Stored data entries
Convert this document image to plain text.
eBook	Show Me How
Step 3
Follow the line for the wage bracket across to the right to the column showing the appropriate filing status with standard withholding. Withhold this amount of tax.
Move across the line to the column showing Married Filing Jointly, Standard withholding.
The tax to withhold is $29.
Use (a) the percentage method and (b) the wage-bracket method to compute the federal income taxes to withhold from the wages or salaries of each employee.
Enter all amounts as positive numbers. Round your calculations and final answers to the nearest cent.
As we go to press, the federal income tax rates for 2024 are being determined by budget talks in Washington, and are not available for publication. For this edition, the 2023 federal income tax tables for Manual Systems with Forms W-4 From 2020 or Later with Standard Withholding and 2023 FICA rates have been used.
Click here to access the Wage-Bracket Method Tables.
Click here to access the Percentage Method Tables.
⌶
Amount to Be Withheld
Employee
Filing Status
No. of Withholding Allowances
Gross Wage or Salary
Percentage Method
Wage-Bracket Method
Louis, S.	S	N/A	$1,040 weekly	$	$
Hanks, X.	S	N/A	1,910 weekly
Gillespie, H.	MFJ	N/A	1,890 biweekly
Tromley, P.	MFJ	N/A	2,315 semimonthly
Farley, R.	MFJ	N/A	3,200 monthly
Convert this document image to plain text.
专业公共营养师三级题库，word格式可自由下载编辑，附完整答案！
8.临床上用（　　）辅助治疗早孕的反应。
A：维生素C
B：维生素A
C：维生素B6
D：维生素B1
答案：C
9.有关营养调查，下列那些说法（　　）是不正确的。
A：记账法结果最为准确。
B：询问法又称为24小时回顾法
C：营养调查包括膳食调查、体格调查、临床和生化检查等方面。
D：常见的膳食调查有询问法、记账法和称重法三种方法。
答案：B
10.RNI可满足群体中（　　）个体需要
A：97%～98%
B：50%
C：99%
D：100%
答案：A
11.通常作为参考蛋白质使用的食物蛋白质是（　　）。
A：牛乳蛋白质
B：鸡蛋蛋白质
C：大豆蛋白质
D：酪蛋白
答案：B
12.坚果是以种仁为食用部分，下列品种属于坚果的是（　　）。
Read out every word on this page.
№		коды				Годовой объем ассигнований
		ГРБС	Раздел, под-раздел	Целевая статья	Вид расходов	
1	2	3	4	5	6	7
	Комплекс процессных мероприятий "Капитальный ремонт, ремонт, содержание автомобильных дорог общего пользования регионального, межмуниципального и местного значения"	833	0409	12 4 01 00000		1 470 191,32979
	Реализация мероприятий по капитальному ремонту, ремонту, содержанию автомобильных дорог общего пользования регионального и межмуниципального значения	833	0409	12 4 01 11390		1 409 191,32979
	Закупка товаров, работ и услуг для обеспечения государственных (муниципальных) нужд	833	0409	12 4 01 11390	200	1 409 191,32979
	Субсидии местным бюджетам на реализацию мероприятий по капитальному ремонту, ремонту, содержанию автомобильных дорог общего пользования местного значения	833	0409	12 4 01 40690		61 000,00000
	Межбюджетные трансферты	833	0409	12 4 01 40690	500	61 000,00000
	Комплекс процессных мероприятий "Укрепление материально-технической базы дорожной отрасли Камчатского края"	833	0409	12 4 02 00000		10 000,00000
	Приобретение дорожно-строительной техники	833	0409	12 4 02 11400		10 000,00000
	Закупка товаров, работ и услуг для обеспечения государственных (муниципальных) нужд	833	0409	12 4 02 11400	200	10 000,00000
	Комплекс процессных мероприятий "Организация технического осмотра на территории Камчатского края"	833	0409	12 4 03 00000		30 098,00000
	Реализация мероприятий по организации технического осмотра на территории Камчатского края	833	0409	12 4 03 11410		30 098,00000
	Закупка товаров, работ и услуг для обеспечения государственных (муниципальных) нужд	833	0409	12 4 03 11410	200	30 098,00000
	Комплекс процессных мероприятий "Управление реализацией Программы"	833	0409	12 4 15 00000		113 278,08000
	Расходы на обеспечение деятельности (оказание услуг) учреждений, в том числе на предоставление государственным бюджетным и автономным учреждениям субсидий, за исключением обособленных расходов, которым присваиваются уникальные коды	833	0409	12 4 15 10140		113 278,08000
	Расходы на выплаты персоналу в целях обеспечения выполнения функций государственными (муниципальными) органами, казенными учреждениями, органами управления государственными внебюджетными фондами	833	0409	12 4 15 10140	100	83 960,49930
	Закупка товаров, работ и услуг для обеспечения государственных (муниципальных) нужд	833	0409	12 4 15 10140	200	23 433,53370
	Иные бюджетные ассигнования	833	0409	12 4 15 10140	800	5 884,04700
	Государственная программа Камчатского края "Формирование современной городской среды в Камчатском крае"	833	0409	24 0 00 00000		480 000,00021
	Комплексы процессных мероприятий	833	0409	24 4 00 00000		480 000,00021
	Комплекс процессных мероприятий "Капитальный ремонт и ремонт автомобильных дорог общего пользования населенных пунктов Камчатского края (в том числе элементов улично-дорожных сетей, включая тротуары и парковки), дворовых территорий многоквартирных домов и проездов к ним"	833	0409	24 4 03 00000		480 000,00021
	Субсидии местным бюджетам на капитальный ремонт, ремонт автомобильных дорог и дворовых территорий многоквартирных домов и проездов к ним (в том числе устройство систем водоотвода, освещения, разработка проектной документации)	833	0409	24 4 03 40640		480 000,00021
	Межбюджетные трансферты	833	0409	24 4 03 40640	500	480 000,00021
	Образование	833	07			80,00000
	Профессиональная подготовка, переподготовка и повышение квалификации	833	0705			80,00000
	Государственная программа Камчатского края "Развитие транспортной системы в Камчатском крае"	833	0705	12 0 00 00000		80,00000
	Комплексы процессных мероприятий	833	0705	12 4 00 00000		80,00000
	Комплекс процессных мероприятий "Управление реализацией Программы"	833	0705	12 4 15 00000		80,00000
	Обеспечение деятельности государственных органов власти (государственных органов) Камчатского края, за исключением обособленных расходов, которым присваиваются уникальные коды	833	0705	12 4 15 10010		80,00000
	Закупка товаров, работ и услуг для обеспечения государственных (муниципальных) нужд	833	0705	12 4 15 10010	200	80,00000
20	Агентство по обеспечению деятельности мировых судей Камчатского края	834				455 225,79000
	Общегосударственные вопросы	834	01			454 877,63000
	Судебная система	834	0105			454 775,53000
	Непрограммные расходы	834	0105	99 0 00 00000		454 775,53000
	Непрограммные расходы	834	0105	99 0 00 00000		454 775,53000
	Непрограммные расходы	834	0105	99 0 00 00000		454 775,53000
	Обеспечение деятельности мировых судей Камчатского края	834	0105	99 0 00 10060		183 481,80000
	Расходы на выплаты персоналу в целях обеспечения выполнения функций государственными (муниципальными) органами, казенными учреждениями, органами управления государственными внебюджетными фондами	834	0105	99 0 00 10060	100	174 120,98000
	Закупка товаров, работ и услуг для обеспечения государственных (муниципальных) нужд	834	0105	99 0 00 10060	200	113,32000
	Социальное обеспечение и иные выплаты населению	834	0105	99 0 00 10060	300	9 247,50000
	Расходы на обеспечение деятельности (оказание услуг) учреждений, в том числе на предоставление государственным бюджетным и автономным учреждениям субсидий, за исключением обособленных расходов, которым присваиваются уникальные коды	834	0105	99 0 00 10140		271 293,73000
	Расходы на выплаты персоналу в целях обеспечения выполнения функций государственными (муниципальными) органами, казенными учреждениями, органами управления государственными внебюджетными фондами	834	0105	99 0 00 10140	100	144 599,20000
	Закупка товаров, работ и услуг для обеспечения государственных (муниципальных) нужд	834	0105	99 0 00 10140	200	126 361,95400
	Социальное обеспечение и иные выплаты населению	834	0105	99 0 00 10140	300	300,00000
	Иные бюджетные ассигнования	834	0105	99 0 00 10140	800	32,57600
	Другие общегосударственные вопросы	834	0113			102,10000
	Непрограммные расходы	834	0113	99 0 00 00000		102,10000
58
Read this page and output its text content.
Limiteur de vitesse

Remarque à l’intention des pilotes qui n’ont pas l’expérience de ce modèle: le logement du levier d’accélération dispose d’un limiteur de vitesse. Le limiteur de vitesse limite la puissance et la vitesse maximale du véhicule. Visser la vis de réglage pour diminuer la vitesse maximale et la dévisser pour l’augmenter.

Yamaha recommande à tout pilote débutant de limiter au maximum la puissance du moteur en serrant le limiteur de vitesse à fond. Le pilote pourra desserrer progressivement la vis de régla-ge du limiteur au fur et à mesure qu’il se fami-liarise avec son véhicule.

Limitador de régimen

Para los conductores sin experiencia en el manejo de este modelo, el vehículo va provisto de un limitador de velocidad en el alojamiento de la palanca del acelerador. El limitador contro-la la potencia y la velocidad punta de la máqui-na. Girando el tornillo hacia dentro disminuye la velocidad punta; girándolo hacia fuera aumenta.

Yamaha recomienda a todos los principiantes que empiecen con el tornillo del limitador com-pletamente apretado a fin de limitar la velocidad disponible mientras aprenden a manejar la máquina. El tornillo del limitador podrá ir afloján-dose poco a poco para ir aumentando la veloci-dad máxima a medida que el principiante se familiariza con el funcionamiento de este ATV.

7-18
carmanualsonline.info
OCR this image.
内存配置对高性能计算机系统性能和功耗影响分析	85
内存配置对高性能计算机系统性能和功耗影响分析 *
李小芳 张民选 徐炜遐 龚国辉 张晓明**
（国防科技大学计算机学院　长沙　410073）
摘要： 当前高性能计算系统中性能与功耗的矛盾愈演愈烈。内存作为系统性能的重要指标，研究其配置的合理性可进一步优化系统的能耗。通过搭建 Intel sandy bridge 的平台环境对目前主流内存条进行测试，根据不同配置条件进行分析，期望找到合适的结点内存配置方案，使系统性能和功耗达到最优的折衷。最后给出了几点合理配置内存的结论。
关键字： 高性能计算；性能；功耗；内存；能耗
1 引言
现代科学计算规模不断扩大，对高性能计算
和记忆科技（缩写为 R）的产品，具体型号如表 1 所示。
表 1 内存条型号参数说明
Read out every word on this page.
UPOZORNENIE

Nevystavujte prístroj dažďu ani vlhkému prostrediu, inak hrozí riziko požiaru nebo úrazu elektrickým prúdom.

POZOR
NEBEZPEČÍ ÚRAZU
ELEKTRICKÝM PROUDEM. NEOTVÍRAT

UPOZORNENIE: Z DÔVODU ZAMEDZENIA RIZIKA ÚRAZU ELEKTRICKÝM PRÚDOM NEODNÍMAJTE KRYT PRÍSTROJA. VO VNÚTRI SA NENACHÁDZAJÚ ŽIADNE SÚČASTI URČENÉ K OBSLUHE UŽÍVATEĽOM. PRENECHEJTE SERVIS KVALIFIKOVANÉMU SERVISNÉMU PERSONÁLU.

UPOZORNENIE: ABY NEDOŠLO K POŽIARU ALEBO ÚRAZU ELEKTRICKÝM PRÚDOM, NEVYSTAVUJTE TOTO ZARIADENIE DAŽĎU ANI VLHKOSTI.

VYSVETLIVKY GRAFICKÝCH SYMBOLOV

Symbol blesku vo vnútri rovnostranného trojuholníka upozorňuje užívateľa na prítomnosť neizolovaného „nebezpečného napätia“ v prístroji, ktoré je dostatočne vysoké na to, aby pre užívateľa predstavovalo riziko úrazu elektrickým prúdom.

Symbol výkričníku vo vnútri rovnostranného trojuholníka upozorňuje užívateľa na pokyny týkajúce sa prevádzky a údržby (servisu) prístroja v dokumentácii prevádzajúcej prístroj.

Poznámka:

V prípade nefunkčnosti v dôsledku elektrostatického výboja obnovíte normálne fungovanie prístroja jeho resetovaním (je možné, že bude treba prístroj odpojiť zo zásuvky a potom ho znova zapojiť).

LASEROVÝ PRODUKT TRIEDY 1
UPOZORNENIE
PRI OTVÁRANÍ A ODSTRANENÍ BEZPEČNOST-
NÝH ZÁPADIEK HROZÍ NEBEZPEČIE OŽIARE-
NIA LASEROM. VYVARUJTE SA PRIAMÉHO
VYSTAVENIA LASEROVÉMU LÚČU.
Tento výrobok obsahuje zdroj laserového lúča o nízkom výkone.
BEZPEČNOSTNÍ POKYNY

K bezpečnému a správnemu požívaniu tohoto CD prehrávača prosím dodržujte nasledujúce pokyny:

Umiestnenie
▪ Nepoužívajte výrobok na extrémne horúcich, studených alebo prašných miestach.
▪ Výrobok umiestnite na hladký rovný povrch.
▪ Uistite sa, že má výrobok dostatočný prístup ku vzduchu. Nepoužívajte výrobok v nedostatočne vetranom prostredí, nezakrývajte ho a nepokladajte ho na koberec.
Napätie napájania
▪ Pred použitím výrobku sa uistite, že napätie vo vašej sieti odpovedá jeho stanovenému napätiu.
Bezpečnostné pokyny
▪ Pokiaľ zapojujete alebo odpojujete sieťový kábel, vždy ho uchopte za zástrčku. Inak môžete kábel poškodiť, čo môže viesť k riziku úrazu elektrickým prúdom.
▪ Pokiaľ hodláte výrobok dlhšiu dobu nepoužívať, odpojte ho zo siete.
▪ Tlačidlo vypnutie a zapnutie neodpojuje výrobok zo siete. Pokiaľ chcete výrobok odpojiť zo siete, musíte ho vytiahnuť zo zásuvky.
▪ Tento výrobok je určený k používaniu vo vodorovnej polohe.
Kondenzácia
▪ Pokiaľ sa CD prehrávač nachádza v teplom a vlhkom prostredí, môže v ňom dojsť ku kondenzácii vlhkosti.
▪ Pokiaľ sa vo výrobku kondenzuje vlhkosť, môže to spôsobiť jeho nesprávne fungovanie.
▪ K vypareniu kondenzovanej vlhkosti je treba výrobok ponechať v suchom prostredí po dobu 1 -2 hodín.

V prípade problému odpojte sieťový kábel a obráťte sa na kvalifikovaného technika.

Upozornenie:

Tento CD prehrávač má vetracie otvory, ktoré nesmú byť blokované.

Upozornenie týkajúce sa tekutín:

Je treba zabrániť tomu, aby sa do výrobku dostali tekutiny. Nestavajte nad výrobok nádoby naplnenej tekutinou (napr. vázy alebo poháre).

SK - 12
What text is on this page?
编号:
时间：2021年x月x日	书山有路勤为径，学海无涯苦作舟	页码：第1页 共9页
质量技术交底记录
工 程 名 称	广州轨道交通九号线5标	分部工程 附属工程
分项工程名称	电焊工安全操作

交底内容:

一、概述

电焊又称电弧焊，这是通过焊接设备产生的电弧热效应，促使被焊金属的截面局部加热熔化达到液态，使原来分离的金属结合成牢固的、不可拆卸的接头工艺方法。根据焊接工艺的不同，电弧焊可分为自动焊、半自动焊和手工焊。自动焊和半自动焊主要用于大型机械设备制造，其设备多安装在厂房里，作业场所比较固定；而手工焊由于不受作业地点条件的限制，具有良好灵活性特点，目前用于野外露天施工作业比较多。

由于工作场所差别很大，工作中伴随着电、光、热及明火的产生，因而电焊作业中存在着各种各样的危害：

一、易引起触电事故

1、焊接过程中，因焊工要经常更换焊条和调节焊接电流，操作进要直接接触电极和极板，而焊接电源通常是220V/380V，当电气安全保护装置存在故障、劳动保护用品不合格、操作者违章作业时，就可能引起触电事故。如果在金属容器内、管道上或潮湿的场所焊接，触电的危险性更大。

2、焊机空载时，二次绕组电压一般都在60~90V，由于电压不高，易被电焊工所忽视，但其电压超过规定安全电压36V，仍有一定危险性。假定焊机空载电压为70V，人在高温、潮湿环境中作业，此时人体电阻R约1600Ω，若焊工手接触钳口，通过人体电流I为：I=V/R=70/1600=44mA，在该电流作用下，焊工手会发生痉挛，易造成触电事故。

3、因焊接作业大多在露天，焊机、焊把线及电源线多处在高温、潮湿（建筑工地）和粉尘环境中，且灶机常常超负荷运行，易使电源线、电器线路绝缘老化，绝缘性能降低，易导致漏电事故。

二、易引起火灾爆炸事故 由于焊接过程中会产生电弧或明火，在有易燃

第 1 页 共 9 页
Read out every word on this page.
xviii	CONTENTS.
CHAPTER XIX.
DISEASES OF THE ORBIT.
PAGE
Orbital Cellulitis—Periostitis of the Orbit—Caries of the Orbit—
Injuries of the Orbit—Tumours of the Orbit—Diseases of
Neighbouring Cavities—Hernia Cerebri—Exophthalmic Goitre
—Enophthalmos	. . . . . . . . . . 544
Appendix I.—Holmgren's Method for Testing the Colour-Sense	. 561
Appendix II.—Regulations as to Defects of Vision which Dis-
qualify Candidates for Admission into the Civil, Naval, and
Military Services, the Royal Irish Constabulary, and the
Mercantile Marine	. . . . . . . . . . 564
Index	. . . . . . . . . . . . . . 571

**Goal**
Work through the data and report how many of its lines hold the word "týkajúce", giving only the figure.

**Exercise result**
2